> _Task to complete_
On the basis of the records below, report how many lines contain the word "bars". Nothing else should be given.
Data records: Begin
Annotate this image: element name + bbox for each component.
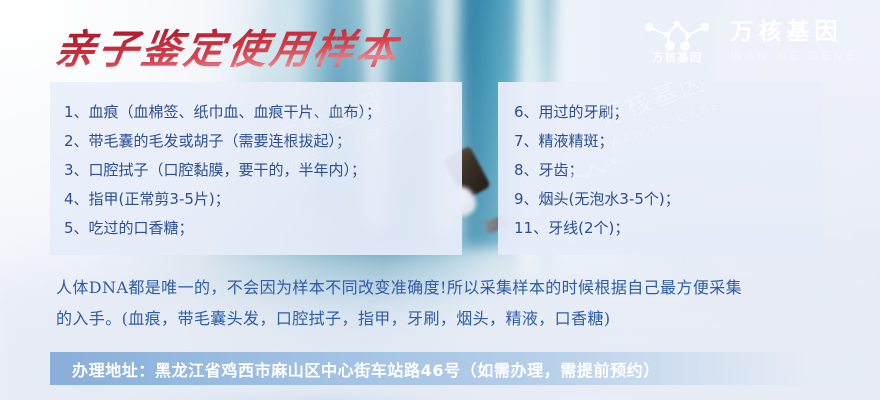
brand-logo: 万核基因 万核基因 WAN HE GENE [638, 18, 858, 64]
note-paragraph: 人体DNA都是唯一的，不会因为样本不同改变准确度!所以采集样本的时候根据自己最方… [56, 272, 846, 334]
brand-name-en: WAN HE GENE [730, 49, 858, 62]
page-title: 亲子鉴定使用样本 [51, 17, 404, 75]
sample-list-left: 1、血痕（血棉签、纸巾血、血痕干片、血布）； 2、带毛囊的毛发或胡子（需要连根拔… [50, 82, 462, 243]
brand-name-cn: 万核基因 [730, 20, 858, 43]
list-item: 11、牙线(2个)； [512, 214, 823, 243]
list-item: 1、血痕（血棉签、纸巾血、血痕干片、血布）； [64, 98, 462, 127]
sample-list-panel-right: 万核基因 WAN HE GENE [498, 82, 823, 255]
list-item: 8、牙齿； [512, 156, 823, 185]
list-item: 6、用过的牙刷； [512, 98, 823, 127]
brand-text: 万核基因 WAN HE GENE [730, 20, 858, 62]
dna-molecule-icon: 万核基因 [638, 18, 716, 64]
list-item: 5、吃过的口香糖； [64, 214, 462, 243]
list-item: 3、口腔拭子（口腔黏膜，要干的，半年内）； [64, 156, 462, 185]
address-bar: 办理地址：黑龙江省鸡西市麻山区中心街车站路46号（如需办理，需提前预约） [50, 352, 810, 385]
list-item: 2、带毛囊的毛发或胡子（需要连根拔起）； [64, 127, 462, 156]
sample-list-panel-left: 万核基因 WAN HE GENE 1、血痕（血棉签、纸巾血、血痕干片、血布）； … [50, 82, 462, 255]
list-item: 7、精液精斑； [512, 127, 823, 156]
note-line-1: 人体DNA都是唯一的，不会因为样本不同改变准确度!所以采集样本的时候根据自己最方… [56, 272, 846, 303]
list-item: 4、指甲(正常剪3-5片)； [64, 185, 462, 214]
list-item: 9、烟头(无泡水3-5个)； [512, 185, 823, 214]
brand-mark-caption: 万核基因 [652, 49, 702, 65]
note-line-2: 的入手。(血痕，带毛囊头发，口腔拭子，指甲，牙刷，烟头，精液，口香糖) [56, 303, 846, 334]
poster-root: 亲子鉴定使用样本 [0, 0, 880, 400]
address-text: 办理地址：黑龙江省鸡西市麻山区中心街车站路46号（如需办理，需提前预约） [50, 357, 660, 381]
sample-list-right: 6、用过的牙刷； 7、精液精斑； 8、牙齿； 9、烟头(无泡水3-5个)； 11… [498, 82, 823, 243]
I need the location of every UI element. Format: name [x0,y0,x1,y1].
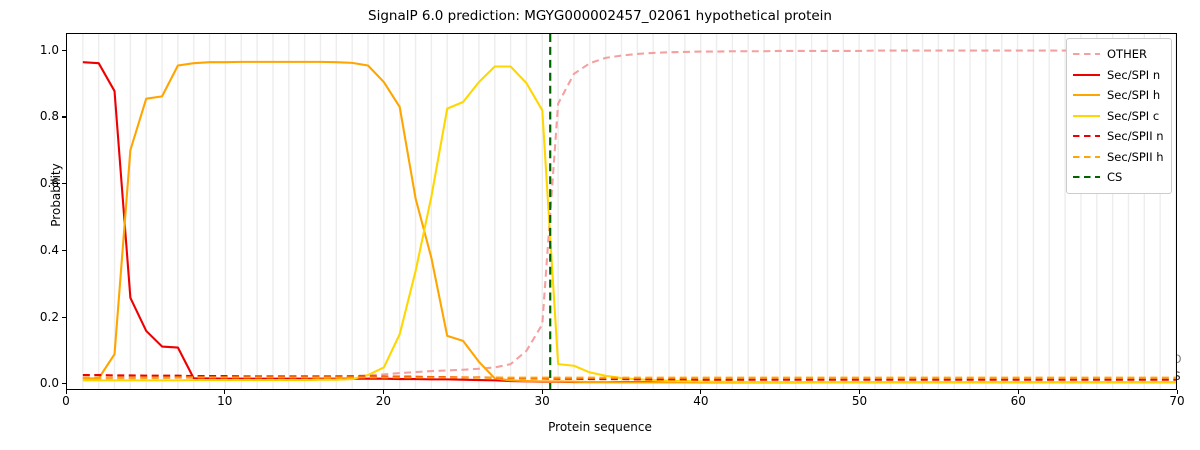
x-tick-label: 60 [998,394,1038,408]
x-tick-label: 30 [522,394,562,408]
page-title: SignalP 6.0 prediction: MGYG000002457_02… [0,8,1200,24]
y-tick-label: 0.0 [13,376,59,390]
x-tick-label: 10 [205,394,245,408]
series-curves [67,34,1176,389]
legend-item[interactable]: OTHER [1073,44,1164,65]
legend-item-label: Sec/SPII h [1107,150,1164,164]
plot-area [66,33,1177,390]
legend-item-label: OTHER [1107,47,1147,61]
x-tick-mark [1177,390,1178,394]
legend-item-label: Sec/SPI h [1107,88,1160,102]
legend-item-label: Sec/SPI n [1107,68,1160,82]
legend-item[interactable]: Sec/SPI h [1073,85,1164,106]
legend-item-label: CS [1107,170,1122,184]
legend: OTHERSec/SPI nSec/SPI hSec/SPI cSec/SPII… [1066,38,1172,194]
y-tick-label: 0.2 [13,310,59,324]
legend-line-swatch [1073,89,1100,101]
legend-item[interactable]: Sec/SPI n [1073,65,1164,86]
x-tick-label: 0 [46,394,86,408]
x-tick-label: 40 [681,394,721,408]
y-tick-label: 0.4 [13,243,59,257]
legend-line-swatch [1073,48,1100,60]
x-tick-mark [224,390,225,394]
x-axis-label: Protein sequence [0,420,1200,434]
legend-item[interactable]: Sec/SPI c [1073,106,1164,127]
x-tick-label: 70 [1157,394,1197,408]
legend-item-label: Sec/SPI c [1107,109,1159,123]
x-tick-mark [700,390,701,394]
legend-line-swatch [1073,110,1100,122]
signalp-prediction-figure: SignalP 6.0 prediction: MGYG000002457_02… [0,0,1200,450]
x-tick-mark [859,390,860,394]
legend-line-swatch [1073,151,1100,163]
legend-line-swatch [1073,69,1100,81]
x-tick-mark [66,390,67,394]
x-tick-label: 50 [840,394,880,408]
y-tick-label: 0.8 [13,109,59,123]
x-tick-mark [542,390,543,394]
x-tick-mark [383,390,384,394]
y-tick-label: 1.0 [13,43,59,57]
legend-line-swatch [1073,130,1100,142]
legend-item-label: Sec/SPII n [1107,129,1164,143]
legend-item[interactable]: Sec/SPII h [1073,147,1164,168]
y-axis-label: Probability [49,135,63,255]
x-tick-mark [1018,390,1019,394]
legend-line-swatch [1073,171,1100,183]
legend-item[interactable]: Sec/SPII n [1073,126,1164,147]
x-tick-label: 20 [363,394,403,408]
legend-item[interactable]: CS [1073,167,1164,188]
y-tick-label: 0.6 [13,176,59,190]
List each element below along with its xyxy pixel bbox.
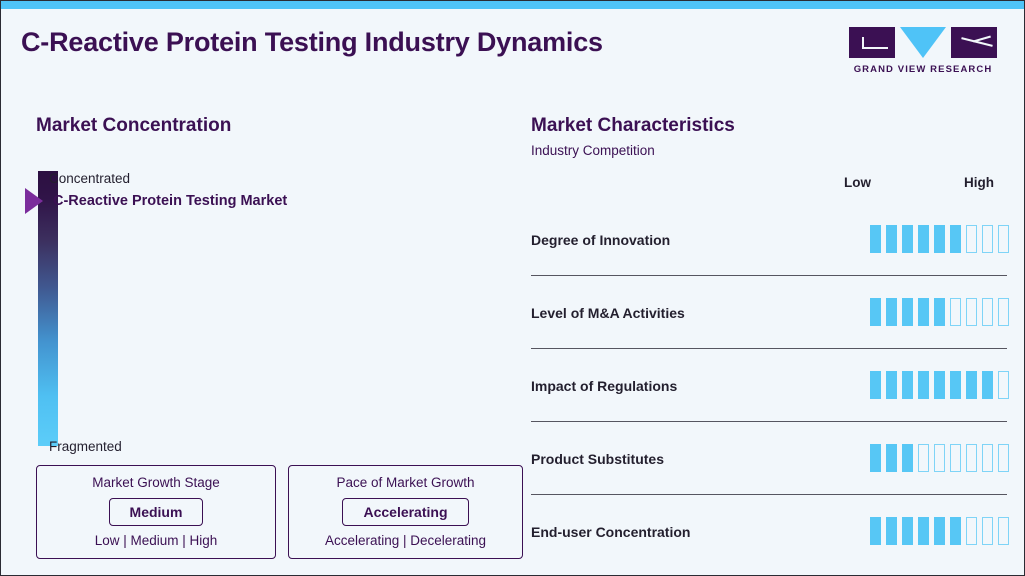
rating-segment-filled [870,444,881,472]
rating-segment-empty [950,444,961,472]
rating-segment-filled [934,298,945,326]
pace-of-market-growth-value: Accelerating [342,498,468,526]
market-position-marker: C-Reactive Protein Testing Market [25,188,287,214]
rating-segment-filled [918,371,929,399]
characteristics-rows: Degree of InnovationLevel of M&A Activit… [531,203,1009,568]
rating-segment-filled [902,517,913,545]
rating-segment-empty [998,298,1009,326]
logo-box-right-icon [951,27,997,58]
characteristic-row: Degree of Innovation [531,203,1009,276]
rating-segment-filled [918,298,929,326]
characteristic-rating-bars [870,225,1009,255]
rating-segment-filled [886,371,897,399]
rating-segment-filled [918,225,929,253]
rating-segment-filled [966,371,977,399]
market-characteristics-subtitle: Industry Competition [531,143,655,158]
rating-segment-empty [998,517,1009,545]
rating-segment-filled [886,444,897,472]
axis-label-high: High [964,175,994,190]
rating-segment-empty [982,225,993,253]
rating-segment-filled [870,517,881,545]
rating-segment-filled [870,298,881,326]
characteristic-label: Level of M&A Activities [531,305,870,321]
market-concentration-title: Market Concentration [36,115,231,137]
characteristic-rating-bars [870,298,1009,328]
axis-labels: Low High [844,175,994,190]
marker-label: C-Reactive Protein Testing Market [53,193,287,209]
marker-arrow-icon [25,188,43,214]
characteristic-row: End-user Concentration [531,495,1009,568]
stat-boxes: Market Growth Stage Medium Low | Medium … [36,465,523,559]
logo-box-left-icon [849,27,895,58]
characteristic-rating-bars [870,444,1009,474]
characteristic-rating-bars [870,517,1009,547]
logo-notch-shape [862,37,888,49]
characteristic-label: End-user Concentration [531,524,870,540]
rating-segment-empty [982,517,993,545]
header: C-Reactive Protein Testing Industry Dyna… [1,9,1024,87]
characteristic-label: Degree of Innovation [531,232,870,248]
page-title: C-Reactive Protein Testing Industry Dyna… [21,27,603,58]
rating-segment-filled [902,371,913,399]
characteristic-rating-bars [870,371,1009,401]
pace-of-market-growth-options: Accelerating | Decelerating [303,533,508,548]
market-characteristics-panel: Market Characteristics Industry Competit… [513,87,1025,576]
rating-segment-filled [934,517,945,545]
axis-label-low: Low [844,175,871,190]
characteristic-row: Impact of Regulations [531,349,1009,422]
market-concentration-panel: Market Concentration Concentrated Fragme… [1,87,513,576]
infographic-root: C-Reactive Protein Testing Industry Dyna… [0,0,1025,576]
rating-segment-empty [966,517,977,545]
rating-segment-empty [966,298,977,326]
rating-segment-empty [966,225,977,253]
rating-segment-empty [998,444,1009,472]
rating-segment-filled [918,517,929,545]
market-growth-stage-options: Low | Medium | High [51,533,261,548]
rating-segment-filled [870,371,881,399]
rating-segment-filled [886,298,897,326]
rating-segment-empty [982,444,993,472]
characteristic-label: Impact of Regulations [531,378,870,394]
rating-segment-filled [934,225,945,253]
market-characteristics-title: Market Characteristics [531,115,735,137]
characteristic-row: Product Substitutes [531,422,1009,495]
logo-triangle-icon [900,27,946,58]
rating-segment-filled [886,517,897,545]
market-growth-stage-box: Market Growth Stage Medium Low | Medium … [36,465,276,559]
rating-segment-filled [982,371,993,399]
rating-segment-filled [950,517,961,545]
market-growth-stage-value: Medium [109,498,204,526]
logo: GRAND VIEW RESEARCH [849,27,997,75]
rating-segment-empty [950,298,961,326]
characteristic-label: Product Substitutes [531,451,870,467]
rating-segment-filled [902,225,913,253]
rating-segment-filled [886,225,897,253]
scale-label-concentrated: Concentrated [49,171,130,186]
pace-of-market-growth-title: Pace of Market Growth [303,475,508,490]
logo-marks [849,27,997,58]
rating-segment-filled [934,371,945,399]
rating-segment-empty [982,298,993,326]
rating-segment-empty [998,371,1009,399]
rating-segment-empty [998,225,1009,253]
characteristic-row: Level of M&A Activities [531,276,1009,349]
rating-segment-filled [902,298,913,326]
rating-segment-filled [902,444,913,472]
rating-segment-empty [918,444,929,472]
logo-text: GRAND VIEW RESEARCH [849,64,997,75]
market-growth-stage-title: Market Growth Stage [51,475,261,490]
rating-segment-filled [870,225,881,253]
pace-of-market-growth-box: Pace of Market Growth Accelerating Accel… [288,465,523,559]
rating-segment-filled [950,225,961,253]
rating-segment-filled [950,371,961,399]
top-accent-bar [1,1,1024,9]
rating-segment-empty [934,444,945,472]
rating-segment-empty [966,444,977,472]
Data records: End
> _Written answer_
5